WHAT YOU SHOULD DO: Copy every line from the material below that holds "JSON".

Data entries:
================================
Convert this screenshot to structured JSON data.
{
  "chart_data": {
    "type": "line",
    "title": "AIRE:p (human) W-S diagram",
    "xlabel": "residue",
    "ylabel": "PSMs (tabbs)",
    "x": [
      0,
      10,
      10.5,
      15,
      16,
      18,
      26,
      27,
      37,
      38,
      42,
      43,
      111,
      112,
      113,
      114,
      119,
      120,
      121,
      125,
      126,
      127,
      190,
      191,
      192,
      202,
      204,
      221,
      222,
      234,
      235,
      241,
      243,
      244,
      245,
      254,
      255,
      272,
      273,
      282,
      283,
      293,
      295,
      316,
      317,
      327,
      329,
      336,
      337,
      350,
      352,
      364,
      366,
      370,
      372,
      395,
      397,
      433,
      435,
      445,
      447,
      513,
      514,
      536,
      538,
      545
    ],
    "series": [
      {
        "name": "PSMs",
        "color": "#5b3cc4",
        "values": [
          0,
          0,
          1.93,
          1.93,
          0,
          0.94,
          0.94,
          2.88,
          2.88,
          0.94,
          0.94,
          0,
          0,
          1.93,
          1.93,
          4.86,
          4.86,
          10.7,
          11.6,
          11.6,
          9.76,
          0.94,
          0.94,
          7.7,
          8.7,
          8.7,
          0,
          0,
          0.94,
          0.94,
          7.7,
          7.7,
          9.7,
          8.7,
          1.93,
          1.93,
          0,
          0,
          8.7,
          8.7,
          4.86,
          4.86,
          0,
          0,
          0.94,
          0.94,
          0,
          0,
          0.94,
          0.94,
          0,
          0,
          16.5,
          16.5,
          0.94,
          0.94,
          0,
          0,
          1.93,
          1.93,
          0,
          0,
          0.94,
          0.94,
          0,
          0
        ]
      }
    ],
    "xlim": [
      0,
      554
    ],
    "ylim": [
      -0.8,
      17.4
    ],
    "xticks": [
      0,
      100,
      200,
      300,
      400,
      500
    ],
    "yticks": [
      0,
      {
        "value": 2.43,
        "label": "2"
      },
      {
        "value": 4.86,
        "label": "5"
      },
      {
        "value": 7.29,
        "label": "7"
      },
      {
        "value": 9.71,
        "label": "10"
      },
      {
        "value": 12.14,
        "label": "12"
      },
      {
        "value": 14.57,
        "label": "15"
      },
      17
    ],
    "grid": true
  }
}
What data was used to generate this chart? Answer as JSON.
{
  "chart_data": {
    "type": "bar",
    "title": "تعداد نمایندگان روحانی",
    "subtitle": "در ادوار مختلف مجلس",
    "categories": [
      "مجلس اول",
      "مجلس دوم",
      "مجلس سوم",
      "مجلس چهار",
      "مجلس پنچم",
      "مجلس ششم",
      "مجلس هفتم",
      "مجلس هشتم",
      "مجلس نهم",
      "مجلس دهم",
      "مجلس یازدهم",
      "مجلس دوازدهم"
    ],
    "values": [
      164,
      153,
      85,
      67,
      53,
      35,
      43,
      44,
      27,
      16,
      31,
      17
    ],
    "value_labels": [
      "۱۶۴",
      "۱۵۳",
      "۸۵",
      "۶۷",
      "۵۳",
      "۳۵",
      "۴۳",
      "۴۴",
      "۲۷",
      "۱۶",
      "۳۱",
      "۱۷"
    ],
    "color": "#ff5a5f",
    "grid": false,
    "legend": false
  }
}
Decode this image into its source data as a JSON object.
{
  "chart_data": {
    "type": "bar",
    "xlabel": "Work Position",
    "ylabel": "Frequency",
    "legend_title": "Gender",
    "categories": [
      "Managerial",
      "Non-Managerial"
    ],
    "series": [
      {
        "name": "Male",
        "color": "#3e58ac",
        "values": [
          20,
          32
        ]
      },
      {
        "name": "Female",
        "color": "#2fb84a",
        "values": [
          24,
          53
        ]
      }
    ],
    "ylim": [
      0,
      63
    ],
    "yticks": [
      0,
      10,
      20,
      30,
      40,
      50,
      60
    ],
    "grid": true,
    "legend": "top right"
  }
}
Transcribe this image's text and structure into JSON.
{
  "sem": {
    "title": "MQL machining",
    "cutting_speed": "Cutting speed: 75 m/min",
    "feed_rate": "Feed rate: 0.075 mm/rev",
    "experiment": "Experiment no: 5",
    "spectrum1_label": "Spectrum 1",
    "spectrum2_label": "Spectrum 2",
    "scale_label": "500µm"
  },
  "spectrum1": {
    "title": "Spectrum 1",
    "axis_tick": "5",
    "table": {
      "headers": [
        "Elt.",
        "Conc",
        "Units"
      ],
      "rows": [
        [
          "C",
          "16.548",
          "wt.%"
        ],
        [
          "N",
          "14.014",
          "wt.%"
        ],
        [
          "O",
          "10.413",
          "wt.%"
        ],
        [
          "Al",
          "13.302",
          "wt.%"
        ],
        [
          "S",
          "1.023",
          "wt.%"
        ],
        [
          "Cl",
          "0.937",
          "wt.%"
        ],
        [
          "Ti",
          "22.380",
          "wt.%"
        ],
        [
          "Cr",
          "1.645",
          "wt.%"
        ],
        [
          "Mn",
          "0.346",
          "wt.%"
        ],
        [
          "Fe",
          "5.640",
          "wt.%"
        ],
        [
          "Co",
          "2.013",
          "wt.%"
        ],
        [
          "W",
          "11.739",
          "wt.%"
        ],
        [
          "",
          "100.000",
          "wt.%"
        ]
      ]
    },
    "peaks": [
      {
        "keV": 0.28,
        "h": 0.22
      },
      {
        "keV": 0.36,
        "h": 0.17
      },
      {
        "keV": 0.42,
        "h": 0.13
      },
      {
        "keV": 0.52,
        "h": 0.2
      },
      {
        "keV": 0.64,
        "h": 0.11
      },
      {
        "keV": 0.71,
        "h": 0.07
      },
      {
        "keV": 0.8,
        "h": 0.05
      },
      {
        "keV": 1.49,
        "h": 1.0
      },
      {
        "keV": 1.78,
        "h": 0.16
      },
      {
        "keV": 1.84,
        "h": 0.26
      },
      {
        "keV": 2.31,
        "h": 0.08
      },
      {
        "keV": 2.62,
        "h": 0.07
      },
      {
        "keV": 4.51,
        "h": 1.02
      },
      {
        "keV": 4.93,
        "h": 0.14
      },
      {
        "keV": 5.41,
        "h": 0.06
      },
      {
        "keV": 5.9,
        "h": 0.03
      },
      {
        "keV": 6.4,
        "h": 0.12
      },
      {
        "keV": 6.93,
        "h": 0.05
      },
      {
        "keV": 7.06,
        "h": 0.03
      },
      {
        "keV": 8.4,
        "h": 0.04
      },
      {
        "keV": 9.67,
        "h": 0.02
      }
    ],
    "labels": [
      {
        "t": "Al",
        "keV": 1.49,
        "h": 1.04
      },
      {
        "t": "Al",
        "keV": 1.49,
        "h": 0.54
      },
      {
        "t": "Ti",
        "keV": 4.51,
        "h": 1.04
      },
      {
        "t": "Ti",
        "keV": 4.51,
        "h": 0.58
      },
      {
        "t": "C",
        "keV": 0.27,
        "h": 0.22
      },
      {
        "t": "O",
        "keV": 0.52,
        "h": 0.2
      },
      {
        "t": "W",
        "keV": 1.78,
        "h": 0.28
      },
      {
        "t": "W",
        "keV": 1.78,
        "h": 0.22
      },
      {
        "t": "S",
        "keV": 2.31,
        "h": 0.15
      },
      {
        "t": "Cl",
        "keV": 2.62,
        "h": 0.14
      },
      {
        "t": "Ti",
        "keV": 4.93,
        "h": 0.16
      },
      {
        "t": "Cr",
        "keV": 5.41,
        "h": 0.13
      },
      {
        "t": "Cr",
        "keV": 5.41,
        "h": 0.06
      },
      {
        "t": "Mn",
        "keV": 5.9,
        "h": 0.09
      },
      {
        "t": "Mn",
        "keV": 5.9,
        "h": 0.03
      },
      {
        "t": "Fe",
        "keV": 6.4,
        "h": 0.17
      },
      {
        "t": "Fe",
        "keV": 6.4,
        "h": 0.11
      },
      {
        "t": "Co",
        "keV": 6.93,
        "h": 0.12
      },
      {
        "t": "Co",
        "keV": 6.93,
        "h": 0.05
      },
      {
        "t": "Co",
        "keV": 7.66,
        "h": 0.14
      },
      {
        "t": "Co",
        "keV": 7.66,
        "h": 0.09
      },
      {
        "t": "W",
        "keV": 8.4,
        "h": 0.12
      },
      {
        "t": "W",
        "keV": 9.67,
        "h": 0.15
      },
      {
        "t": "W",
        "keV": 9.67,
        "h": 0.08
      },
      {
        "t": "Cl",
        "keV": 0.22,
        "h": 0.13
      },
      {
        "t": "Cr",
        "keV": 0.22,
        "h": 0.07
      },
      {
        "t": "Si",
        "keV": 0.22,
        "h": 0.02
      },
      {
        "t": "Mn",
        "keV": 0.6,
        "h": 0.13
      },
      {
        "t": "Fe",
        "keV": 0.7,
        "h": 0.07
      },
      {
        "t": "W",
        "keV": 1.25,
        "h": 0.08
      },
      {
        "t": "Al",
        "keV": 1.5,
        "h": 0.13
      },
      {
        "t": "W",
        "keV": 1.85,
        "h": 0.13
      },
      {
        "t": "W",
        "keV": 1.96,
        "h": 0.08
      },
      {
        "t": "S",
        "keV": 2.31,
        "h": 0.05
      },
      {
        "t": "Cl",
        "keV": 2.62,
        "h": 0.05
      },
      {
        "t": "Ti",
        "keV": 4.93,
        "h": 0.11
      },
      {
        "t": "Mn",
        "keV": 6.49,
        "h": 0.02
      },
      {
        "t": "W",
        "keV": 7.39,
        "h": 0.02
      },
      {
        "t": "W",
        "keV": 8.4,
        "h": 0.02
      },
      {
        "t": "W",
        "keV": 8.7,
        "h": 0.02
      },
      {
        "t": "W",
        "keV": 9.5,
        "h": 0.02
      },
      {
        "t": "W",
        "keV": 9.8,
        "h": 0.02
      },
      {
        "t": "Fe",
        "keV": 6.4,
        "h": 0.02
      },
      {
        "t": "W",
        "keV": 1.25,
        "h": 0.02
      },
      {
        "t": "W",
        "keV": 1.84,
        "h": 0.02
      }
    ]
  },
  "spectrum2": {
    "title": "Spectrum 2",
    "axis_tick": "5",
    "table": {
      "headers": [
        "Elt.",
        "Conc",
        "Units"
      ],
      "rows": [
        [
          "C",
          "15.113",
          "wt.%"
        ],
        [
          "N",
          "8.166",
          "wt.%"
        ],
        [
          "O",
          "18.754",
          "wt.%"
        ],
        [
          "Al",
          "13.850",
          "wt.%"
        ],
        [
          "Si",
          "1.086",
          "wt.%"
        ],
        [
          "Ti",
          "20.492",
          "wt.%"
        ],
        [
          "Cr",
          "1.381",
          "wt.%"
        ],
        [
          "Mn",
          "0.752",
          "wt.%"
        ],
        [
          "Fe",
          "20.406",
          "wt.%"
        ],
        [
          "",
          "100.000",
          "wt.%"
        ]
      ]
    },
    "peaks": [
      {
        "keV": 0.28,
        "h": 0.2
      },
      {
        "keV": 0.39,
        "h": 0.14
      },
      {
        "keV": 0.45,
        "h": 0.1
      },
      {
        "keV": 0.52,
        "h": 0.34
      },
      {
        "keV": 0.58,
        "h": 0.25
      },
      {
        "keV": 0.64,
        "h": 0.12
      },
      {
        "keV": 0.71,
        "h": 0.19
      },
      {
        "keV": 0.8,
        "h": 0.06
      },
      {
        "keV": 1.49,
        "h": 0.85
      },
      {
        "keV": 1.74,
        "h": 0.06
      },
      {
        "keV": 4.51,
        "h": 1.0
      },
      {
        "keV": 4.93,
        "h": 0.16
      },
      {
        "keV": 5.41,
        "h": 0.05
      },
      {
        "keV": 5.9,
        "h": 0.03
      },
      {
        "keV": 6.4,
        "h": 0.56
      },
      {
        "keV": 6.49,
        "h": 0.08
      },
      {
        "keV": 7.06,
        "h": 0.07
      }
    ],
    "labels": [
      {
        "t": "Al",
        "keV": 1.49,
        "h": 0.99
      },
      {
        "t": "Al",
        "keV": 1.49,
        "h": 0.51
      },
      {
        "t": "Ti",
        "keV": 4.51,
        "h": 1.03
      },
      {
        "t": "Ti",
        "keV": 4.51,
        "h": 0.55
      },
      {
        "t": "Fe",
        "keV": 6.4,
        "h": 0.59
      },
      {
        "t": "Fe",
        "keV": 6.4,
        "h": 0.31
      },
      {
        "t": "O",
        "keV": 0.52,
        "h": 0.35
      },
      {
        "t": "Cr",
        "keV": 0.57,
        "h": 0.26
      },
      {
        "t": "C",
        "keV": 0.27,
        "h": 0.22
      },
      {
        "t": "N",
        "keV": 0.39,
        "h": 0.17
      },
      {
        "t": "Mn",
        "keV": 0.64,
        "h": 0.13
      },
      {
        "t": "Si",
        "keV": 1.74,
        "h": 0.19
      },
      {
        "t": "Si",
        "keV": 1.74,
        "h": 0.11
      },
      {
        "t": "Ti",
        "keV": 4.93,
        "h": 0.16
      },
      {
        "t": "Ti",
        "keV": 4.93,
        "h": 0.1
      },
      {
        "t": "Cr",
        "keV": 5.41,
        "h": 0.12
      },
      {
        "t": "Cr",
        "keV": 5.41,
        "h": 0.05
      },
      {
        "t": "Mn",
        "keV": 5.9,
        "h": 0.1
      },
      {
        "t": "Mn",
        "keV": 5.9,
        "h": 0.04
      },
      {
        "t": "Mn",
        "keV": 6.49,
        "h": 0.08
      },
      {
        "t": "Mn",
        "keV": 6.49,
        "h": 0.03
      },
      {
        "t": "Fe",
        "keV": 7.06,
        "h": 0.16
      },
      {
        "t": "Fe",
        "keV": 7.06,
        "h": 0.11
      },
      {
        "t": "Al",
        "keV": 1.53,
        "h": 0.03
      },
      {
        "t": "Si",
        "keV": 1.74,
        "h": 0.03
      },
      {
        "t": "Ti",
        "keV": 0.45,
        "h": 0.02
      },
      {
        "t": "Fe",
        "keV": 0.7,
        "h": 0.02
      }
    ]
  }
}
================================
EXERCISE RESULT:
Convert this screenshot to structured JSON data.
What data was used to generate this chart? Answer as JSON.
Decode this image into its source data as a JSON object.
Transcribe this image's text and structure into JSON.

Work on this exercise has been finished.